▽

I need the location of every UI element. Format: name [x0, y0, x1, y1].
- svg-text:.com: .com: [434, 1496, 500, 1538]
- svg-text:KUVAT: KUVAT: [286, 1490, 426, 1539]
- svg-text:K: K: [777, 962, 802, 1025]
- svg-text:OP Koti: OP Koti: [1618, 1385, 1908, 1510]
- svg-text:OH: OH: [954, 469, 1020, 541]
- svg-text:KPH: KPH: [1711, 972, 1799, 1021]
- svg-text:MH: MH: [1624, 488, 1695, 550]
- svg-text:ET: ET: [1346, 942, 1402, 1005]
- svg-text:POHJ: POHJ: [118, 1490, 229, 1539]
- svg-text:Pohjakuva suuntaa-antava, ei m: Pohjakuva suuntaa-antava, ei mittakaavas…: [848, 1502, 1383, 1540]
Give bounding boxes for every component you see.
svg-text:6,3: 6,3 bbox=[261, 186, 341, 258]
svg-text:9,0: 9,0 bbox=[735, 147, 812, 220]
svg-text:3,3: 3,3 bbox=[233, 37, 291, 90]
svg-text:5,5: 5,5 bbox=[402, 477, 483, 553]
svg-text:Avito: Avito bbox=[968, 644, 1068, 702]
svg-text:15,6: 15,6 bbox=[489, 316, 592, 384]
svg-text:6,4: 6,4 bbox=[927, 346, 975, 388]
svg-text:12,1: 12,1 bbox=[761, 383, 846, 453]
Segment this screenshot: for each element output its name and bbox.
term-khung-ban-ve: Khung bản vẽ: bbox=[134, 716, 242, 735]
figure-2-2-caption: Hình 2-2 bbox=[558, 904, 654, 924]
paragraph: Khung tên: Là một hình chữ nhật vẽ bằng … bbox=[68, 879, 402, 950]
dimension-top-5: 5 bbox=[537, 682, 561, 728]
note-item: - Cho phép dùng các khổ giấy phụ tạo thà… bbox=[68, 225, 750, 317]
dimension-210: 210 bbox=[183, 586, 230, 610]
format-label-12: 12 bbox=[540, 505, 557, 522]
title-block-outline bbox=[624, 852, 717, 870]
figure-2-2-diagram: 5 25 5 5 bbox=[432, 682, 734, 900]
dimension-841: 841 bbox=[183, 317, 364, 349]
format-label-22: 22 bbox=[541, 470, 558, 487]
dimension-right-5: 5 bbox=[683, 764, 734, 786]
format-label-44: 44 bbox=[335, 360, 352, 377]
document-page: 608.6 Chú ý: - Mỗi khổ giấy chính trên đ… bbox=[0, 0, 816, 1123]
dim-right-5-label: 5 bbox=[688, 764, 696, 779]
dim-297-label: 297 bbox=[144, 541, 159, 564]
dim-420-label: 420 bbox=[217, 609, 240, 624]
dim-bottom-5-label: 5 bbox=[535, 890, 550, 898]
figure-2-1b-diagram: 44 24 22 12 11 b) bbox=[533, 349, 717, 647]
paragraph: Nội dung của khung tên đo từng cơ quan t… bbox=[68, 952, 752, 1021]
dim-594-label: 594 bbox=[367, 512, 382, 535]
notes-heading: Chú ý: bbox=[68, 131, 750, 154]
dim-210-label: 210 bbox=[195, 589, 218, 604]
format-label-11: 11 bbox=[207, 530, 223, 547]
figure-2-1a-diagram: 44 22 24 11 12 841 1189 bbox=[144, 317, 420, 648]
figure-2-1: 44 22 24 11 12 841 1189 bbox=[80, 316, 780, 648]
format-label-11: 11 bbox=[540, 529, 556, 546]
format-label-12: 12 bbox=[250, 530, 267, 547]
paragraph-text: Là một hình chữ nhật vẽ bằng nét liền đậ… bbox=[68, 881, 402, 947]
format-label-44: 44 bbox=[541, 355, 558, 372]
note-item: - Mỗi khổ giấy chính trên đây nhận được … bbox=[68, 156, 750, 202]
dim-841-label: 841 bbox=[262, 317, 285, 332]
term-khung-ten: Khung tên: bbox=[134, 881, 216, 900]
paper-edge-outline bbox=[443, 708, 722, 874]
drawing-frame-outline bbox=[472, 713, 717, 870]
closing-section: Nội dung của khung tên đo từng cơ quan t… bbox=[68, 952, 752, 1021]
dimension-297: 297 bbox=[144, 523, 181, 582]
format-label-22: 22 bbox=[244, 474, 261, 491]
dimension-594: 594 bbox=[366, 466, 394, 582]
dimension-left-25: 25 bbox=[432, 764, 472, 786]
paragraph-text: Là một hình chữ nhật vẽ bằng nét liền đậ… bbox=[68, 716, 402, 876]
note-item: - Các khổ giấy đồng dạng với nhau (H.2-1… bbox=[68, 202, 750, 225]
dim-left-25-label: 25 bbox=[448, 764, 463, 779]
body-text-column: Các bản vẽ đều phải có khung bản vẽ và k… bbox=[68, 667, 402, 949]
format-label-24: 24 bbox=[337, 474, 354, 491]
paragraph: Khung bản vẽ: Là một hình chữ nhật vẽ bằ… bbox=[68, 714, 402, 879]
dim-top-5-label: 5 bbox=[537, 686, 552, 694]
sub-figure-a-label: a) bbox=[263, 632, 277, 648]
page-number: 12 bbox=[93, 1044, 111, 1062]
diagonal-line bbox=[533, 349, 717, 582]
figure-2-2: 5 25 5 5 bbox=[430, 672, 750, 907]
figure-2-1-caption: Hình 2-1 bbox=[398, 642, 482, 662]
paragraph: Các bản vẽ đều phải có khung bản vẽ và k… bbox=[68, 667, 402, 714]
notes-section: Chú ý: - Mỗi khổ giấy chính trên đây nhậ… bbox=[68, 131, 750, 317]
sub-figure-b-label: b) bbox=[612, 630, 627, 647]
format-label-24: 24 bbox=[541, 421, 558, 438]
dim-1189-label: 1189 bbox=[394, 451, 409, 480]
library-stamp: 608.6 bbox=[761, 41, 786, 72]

△

## What is expected
Arrange every line of the records, from the first line up to and including the line containing "- svg-text:POHJ: POHJ: [118, 1490, 229, 1539]", as a Markdown table with the columns Row and Line. Put each line's number in Row and omit blank lines.

## Solution to this task
| Row | Line |
|---|---|
| 1 | I need the location of every UI element. Format: name [x0, y0, x1, y1]. |
| 2 | - svg-text:.com: .com: [434, 1496, 500, 1538] |
| 3 | - svg-text:KUVAT: KUVAT: [286, 1490, 426, 1539] |
| 4 | - svg-text:K: K: [777, 962, 802, 1025] |
| 5 | - svg-text:OP Koti: OP Koti: [1618, 1385, 1908, 1510] |
| 6 | - svg-text:OH: OH: [954, 469, 1020, 541] |
| 7 | - svg-text:KPH: KPH: [1711, 972, 1799, 1021] |
| 8 | - svg-text:MH: MH: [1624, 488, 1695, 550] |
| 9 | - svg-text:ET: ET: [1346, 942, 1402, 1005] |
| 10 | - svg-text:POHJ: POHJ: [118, 1490, 229, 1539] |